* **Aim**:
Set the data down again, exactly as it reads, but without the pictures.
+ + + +
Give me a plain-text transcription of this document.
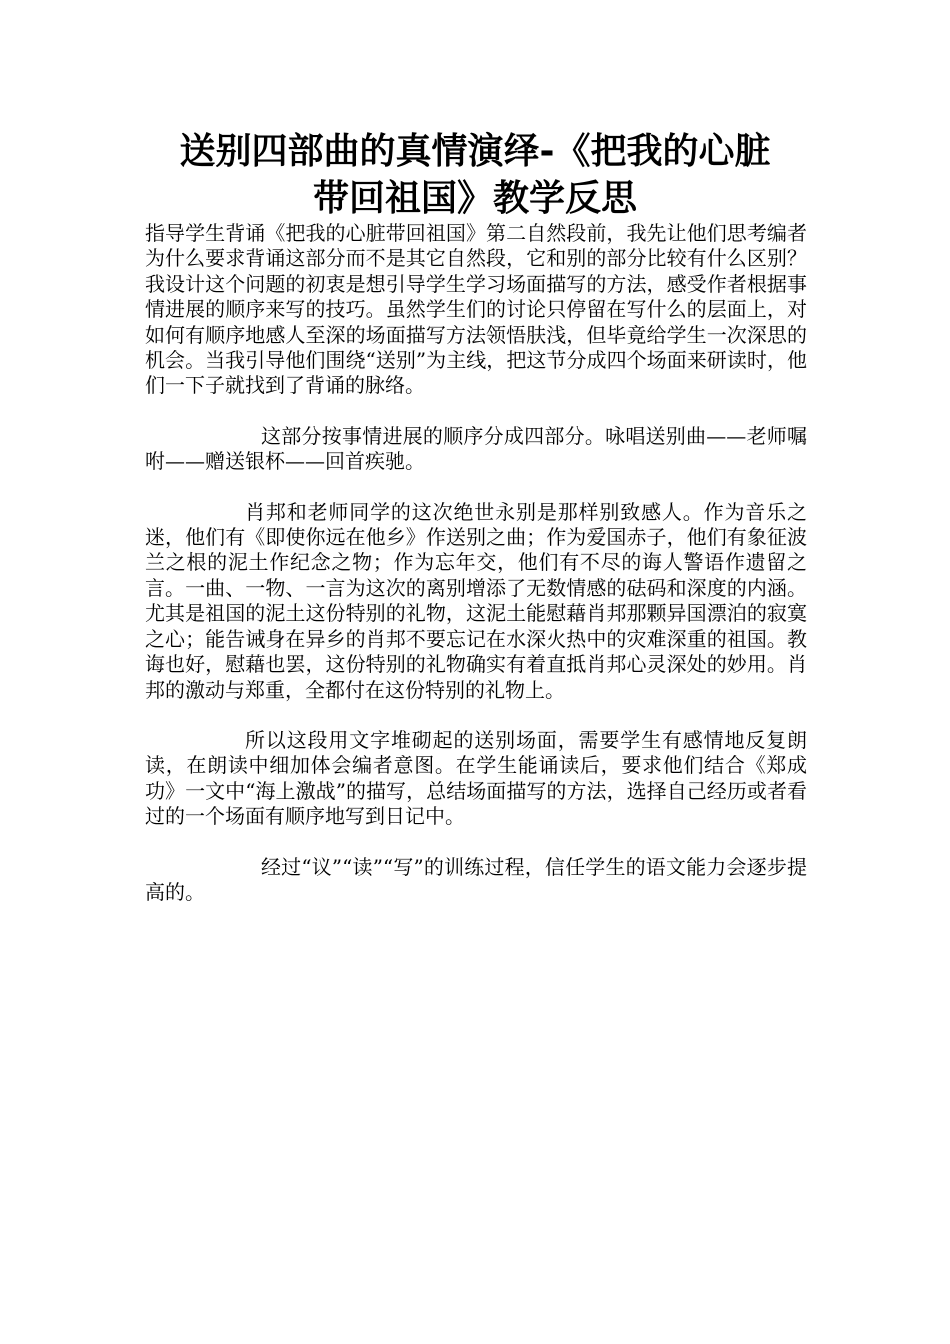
送别四部曲的真情演绎-《把我的心脏
带回祖国》教学反思

指导学生背诵《把我的心脏带回祖国》第二自然段前，我先让他们思考编者为什么要求背诵这部分而不是其它自然段，它和别的部分比较有什么区别？我设计这个问题的初衷是想引导学生学习场面描写的方法，感受作者根据事情进展的顺序来写的技巧。虽然学生们的讨论只停留在写什么的层面上，对如何有顺序地感人至深的场面描写方法领悟肤浅，但毕竟给学生一次深思的机会。当我引导他们围绕“送别”为主线，把这节分成四个场面来研读时，他们一下子就找到了背诵的脉络。

这部分按事情进展的顺序分成四部分。咏唱送别曲——老师嘱咐——赠送银杯——回首疾驰。

肖邦和老师同学的这次绝世永别是那样别致感人。作为音乐之迷，他们有《即使你远在他乡》作送别之曲；作为爱国赤子，他们有象征波兰之根的泥土作纪念之物；作为忘年交，他们有不尽的诲人警语作遗留之言。一曲、一物、一言为这次的离别增添了无数情感的砝码和深度的内涵。尤其是祖国的泥土这份特别的礼物，这泥土能慰藉肖邦那颗异国漂泊的寂寞之心；能告诫身在异乡的肖邦不要忘记在水深火热中的灾难深重的祖国。教诲也好，慰藉也罢，这份特别的礼物确实有着直抵肖邦心灵深处的妙用。肖邦的激动与郑重，全都付在这份特别的礼物上。

所以这段用文字堆砌起的送别场面，需要学生有感情地反复朗读，在朗读中细加体会编者意图。在学生能诵读后，要求他们结合《郑成功》一文中“海上激战”的描写，总结场面描写的方法，选择自己经历或者看过的一个场面有顺序地写到日记中。

经过“议”“读”“写”的训练过程，信任学生的语文能力会逐步提高的。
+ + + +
* **Finished answer**:
Give me a plain-text transcription of this document.
送别四部曲的真情演绎-《把我的心脏
带回祖国》教学反思

指导学生背诵《把我的心脏带回祖国》第二自然段前，我先让他们思考编者为什么要求背诵这部分而不是其它自然段，它和别的部分比较有什么区别？我设计这个问题的初衷是想引导学生学习场面描写的方法，感受作者根据事情进展的顺序来写的技巧。虽然学生们的讨论只停留在写什么的层面上，对如何有顺序地感人至深的场面描写方法领悟肤浅，但毕竟给学生一次深思的机会。当我引导他们围绕“送别”为主线，把这节分成四个场面来研读时，他们一下子就找到了背诵的脉络。

这部分按事情进展的顺序分成四部分。咏唱送别曲——老师嘱咐——赠送银杯——回首疾驰。

肖邦和老师同学的这次绝世永别是那样别致感人。作为音乐之迷，他们有《即使你远在他乡》作送别之曲；作为爱国赤子，他们有象征波兰之根的泥土作纪念之物；作为忘年交，他们有不尽的诲人警语作遗留之言。一曲、一物、一言为这次的离别增添了无数情感的砝码和深度的内涵。尤其是祖国的泥土这份特别的礼物，这泥土能慰藉肖邦那颗异国漂泊的寂寞之心；能告诫身在异乡的肖邦不要忘记在水深火热中的灾难深重的祖国。教诲也好，慰藉也罢，这份特别的礼物确实有着直抵肖邦心灵深处的妙用。肖邦的激动与郑重，全都付在这份特别的礼物上。

所以这段用文字堆砌起的送别场面，需要学生有感情地反复朗读，在朗读中细加体会编者意图。在学生能诵读后，要求他们结合《郑成功》一文中“海上激战”的描写，总结场面描写的方法，选择自己经历或者看过的一个场面有顺序地写到日记中。

经过“议”“读”“写”的训练过程，信任学生的语文能力会逐步提高的。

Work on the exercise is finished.